PROBLEM DETAILS:
Pull out every line with the word "Aspen".

(Raw records)
────────────────────────────────────────
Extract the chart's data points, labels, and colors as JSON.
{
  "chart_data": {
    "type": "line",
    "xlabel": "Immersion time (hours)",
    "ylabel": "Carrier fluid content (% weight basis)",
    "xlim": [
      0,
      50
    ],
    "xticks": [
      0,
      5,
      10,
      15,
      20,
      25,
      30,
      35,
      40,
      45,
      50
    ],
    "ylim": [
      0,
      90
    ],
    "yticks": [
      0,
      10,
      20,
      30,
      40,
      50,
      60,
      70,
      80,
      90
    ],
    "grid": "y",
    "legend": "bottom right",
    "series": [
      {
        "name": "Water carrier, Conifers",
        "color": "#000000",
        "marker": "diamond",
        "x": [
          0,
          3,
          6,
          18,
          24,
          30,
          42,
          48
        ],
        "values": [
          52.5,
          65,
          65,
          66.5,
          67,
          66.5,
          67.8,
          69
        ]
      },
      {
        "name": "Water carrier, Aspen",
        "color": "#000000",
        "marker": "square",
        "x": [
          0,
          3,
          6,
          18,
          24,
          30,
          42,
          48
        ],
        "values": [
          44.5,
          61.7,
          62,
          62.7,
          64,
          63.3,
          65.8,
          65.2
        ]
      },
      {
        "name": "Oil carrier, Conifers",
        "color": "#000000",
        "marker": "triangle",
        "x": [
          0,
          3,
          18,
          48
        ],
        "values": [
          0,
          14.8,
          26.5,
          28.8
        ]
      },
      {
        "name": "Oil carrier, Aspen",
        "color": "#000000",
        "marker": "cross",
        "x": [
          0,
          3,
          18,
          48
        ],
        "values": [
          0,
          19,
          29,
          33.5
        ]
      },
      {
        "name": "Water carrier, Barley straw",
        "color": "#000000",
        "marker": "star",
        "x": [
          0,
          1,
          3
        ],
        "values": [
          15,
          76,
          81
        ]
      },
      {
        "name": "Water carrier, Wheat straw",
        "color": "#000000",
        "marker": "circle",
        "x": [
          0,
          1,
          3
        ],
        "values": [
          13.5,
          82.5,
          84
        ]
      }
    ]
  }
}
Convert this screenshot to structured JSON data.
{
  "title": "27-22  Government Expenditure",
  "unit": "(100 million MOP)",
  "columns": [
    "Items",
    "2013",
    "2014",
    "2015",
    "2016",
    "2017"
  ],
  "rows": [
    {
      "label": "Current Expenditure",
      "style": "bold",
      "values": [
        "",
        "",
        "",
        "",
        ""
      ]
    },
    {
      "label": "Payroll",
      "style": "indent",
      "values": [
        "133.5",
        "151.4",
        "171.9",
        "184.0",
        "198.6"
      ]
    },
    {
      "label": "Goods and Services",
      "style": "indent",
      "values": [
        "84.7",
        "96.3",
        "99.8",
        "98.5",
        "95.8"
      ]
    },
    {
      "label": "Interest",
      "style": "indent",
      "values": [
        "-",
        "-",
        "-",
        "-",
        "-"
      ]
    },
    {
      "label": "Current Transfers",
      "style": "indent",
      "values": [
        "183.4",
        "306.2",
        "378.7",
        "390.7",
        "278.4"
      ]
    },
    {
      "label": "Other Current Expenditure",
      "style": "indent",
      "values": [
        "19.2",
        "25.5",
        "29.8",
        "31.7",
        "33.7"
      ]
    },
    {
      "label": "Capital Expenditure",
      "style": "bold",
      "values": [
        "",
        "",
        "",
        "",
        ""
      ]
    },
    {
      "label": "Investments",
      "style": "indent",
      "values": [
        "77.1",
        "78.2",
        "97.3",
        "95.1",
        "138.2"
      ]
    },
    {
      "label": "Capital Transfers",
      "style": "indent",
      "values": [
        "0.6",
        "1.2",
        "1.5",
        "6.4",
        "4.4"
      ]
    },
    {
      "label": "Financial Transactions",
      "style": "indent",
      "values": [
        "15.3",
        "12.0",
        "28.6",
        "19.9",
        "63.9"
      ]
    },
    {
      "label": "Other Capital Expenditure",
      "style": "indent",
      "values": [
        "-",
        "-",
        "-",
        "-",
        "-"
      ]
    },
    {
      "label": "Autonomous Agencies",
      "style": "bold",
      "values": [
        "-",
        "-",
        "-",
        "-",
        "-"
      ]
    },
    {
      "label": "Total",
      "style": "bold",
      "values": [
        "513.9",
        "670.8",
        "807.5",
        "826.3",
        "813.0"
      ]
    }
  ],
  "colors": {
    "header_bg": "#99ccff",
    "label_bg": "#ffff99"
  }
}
────────────────────────────────────────
RESULT BELOW:
        "name": "Water carrier, Aspen",
        "name": "Oil carrier, Aspen",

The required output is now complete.